Set task
Below is a block of records; repeat all of them exactly.

Dataset
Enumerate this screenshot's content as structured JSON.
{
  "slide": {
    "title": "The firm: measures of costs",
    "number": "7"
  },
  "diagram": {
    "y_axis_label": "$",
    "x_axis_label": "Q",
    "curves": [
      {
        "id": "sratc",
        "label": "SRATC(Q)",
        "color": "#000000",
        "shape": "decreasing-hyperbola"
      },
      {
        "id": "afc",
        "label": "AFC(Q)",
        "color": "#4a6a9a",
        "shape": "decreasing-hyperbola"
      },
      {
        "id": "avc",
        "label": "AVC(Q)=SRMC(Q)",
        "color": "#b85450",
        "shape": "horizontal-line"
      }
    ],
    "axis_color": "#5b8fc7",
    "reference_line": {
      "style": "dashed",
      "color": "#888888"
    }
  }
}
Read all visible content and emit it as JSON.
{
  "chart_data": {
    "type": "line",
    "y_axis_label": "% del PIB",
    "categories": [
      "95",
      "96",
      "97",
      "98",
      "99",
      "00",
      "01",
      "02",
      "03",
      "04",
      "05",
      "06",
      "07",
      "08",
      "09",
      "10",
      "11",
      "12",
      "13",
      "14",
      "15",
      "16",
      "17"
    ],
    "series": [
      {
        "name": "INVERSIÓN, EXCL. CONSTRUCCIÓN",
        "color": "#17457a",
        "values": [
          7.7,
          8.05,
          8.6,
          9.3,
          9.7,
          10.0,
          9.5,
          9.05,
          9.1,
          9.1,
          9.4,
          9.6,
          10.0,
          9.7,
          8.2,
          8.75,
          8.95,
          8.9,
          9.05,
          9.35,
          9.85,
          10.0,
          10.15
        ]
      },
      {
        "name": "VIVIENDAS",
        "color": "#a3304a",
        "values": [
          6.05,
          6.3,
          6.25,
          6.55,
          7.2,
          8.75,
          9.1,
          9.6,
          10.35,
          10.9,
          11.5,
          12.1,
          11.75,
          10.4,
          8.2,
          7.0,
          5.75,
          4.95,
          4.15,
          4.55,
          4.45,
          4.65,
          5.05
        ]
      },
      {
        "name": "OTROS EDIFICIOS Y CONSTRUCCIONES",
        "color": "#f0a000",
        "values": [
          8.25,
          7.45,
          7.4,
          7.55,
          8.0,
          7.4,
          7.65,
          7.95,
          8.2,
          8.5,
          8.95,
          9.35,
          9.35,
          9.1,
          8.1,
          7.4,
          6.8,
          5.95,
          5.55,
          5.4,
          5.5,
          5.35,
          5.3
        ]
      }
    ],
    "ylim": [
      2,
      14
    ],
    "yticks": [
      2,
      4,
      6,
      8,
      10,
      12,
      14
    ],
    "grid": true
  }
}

Final answer
Enumerate this screenshot's content as structured JSON.
{
  "slide": {
    "title": "The firm: measures of costs",
    "number": "7"
  },
  "diagram": {
    "y_axis_label": "$",
    "x_axis_label": "Q",
    "curves": [
      {
        "id": "sratc",
        "label": "SRATC(Q)",
        "color": "#000000",
        "shape": "decreasing-hyperbola"
      },
      {
        "id": "afc",
        "label": "AFC(Q)",
        "color": "#4a6a9a",
        "shape": "decreasing-hyperbola"
      },
      {
        "id": "avc",
        "label": "AVC(Q)=SRMC(Q)",
        "color": "#b85450",
        "shape": "horizontal-line"
      }
    ],
    "axis_color": "#5b8fc7",
    "reference_line": {
      "style": "dashed",
      "color": "#888888"
    }
  }
}
Read all visible content and emit it as JSON.
{
  "chart_data": {
    "type": "line",
    "y_axis_label": "% del PIB",
    "categories": [
      "95",
      "96",
      "97",
      "98",
      "99",
      "00",
      "01",
      "02",
      "03",
      "04",
      "05",
      "06",
      "07",
      "08",
      "09",
      "10",
      "11",
      "12",
      "13",
      "14",
      "15",
      "16",
      "17"
    ],
    "series": [
      {
        "name": "INVERSIÓN, EXCL. CONSTRUCCIÓN",
        "color": "#17457a",
        "values": [
          7.7,
          8.05,
          8.6,
          9.3,
          9.7,
          10.0,
          9.5,
          9.05,
          9.1,
          9.1,
          9.4,
          9.6,
          10.0,
          9.7,
          8.2,
          8.75,
          8.95,
          8.9,
          9.05,
          9.35,
          9.85,
          10.0,
          10.15
        ]
      },
      {
        "name": "VIVIENDAS",
        "color": "#a3304a",
        "values": [
          6.05,
          6.3,
          6.25,
          6.55,
          7.2,
          8.75,
          9.1,
          9.6,
          10.35,
          10.9,
          11.5,
          12.1,
          11.75,
          10.4,
          8.2,
          7.0,
          5.75,
          4.95,
          4.15,
          4.55,
          4.45,
          4.65,
          5.05
        ]
      },
      {
        "name": "OTROS EDIFICIOS Y CONSTRUCCIONES",
        "color": "#f0a000",
        "values": [
          8.25,
          7.45,
          7.4,
          7.55,
          8.0,
          7.4,
          7.65,
          7.95,
          8.2,
          8.5,
          8.95,
          9.35,
          9.35,
          9.1,
          8.1,
          7.4,
          6.8,
          5.95,
          5.55,
          5.4,
          5.5,
          5.35,
          5.3
        ]
      }
    ],
    "ylim": [
      2,
      14
    ],
    "yticks": [
      2,
      4,
      6,
      8,
      10,
      12,
      14
    ],
    "grid": true
  }
}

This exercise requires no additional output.